## begin RECORDS FOR THE TASK

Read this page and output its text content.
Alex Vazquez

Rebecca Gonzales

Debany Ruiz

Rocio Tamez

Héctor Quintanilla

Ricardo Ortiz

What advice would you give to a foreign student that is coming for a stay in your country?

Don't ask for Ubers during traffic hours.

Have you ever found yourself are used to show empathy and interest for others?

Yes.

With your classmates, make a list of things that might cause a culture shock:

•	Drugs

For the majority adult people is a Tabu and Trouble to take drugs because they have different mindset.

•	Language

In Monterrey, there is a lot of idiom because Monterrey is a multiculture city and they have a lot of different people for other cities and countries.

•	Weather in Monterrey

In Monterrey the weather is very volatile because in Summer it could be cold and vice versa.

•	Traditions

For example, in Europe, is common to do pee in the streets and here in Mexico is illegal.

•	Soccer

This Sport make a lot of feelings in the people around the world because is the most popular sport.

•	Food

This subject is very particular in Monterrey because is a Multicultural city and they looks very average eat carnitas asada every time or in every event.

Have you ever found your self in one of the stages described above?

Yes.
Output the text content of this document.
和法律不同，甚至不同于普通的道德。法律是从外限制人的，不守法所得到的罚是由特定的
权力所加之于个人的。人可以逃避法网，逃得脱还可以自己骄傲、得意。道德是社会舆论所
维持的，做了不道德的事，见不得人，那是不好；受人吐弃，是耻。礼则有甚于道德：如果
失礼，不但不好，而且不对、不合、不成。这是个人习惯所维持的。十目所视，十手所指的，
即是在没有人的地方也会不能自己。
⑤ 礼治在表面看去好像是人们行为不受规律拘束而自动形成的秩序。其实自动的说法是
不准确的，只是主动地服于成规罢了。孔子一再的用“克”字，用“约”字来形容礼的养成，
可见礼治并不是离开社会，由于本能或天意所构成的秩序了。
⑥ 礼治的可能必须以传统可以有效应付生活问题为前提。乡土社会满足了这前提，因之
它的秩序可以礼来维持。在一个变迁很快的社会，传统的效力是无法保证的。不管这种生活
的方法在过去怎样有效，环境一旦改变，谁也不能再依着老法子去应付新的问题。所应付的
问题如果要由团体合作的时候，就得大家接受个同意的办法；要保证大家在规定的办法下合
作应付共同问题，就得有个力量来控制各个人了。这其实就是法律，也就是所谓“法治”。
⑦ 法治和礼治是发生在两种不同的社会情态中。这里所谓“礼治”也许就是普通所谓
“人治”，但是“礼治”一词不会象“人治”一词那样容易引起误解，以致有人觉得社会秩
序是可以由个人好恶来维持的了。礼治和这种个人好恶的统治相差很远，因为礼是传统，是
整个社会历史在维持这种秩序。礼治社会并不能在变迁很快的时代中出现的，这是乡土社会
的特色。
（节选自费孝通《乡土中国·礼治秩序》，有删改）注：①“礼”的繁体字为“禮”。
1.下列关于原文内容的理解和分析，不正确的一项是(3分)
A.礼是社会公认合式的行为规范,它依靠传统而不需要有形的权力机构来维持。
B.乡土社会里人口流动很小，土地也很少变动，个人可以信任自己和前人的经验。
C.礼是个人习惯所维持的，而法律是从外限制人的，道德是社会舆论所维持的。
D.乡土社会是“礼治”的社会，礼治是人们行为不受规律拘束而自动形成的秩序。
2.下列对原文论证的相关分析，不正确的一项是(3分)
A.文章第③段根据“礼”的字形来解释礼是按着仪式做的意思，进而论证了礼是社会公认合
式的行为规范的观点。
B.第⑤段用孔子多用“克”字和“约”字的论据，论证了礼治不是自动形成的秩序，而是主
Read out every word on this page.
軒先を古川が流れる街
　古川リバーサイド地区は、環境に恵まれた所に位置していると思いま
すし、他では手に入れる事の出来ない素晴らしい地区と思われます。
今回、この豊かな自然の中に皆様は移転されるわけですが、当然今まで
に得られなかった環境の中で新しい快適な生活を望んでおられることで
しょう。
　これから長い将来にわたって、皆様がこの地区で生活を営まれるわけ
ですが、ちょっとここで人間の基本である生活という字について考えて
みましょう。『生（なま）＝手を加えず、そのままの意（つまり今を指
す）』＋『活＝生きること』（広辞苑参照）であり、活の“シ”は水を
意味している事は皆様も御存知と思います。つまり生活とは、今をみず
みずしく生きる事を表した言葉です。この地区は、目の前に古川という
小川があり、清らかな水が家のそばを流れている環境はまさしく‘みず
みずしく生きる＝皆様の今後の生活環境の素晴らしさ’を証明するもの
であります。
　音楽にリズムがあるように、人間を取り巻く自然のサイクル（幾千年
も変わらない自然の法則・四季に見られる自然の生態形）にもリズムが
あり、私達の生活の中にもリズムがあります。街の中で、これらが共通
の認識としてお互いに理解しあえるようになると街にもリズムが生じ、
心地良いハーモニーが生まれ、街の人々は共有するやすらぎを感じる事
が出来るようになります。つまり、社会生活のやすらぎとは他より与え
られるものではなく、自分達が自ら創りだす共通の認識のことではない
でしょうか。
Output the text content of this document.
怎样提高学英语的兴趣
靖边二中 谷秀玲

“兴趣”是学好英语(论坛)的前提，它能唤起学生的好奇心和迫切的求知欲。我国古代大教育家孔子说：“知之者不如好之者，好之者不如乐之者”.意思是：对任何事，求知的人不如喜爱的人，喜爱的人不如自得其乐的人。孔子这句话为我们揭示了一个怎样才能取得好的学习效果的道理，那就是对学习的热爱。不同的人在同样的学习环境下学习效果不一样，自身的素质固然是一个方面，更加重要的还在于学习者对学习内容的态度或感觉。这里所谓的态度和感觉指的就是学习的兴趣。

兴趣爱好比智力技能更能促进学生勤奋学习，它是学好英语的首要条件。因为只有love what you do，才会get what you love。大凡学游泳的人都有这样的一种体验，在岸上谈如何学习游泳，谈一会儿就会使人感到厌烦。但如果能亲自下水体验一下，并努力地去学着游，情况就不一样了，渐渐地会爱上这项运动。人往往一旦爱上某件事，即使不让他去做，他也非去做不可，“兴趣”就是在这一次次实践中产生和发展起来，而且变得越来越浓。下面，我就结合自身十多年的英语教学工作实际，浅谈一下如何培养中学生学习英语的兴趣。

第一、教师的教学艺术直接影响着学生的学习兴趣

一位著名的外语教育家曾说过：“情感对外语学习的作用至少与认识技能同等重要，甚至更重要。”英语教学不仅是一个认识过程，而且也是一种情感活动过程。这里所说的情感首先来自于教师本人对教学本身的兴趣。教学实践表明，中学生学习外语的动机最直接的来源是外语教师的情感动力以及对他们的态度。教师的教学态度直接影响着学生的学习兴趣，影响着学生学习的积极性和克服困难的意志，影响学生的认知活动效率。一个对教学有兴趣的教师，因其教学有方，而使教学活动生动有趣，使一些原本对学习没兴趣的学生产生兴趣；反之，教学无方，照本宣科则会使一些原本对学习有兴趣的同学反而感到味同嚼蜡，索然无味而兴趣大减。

## end RECORDS FOR THE TASK

Search the listing above for the string "Read". Copy every line that contains it.

*THE RESULT*
Read this page and output its text content.
Read out every word on this page.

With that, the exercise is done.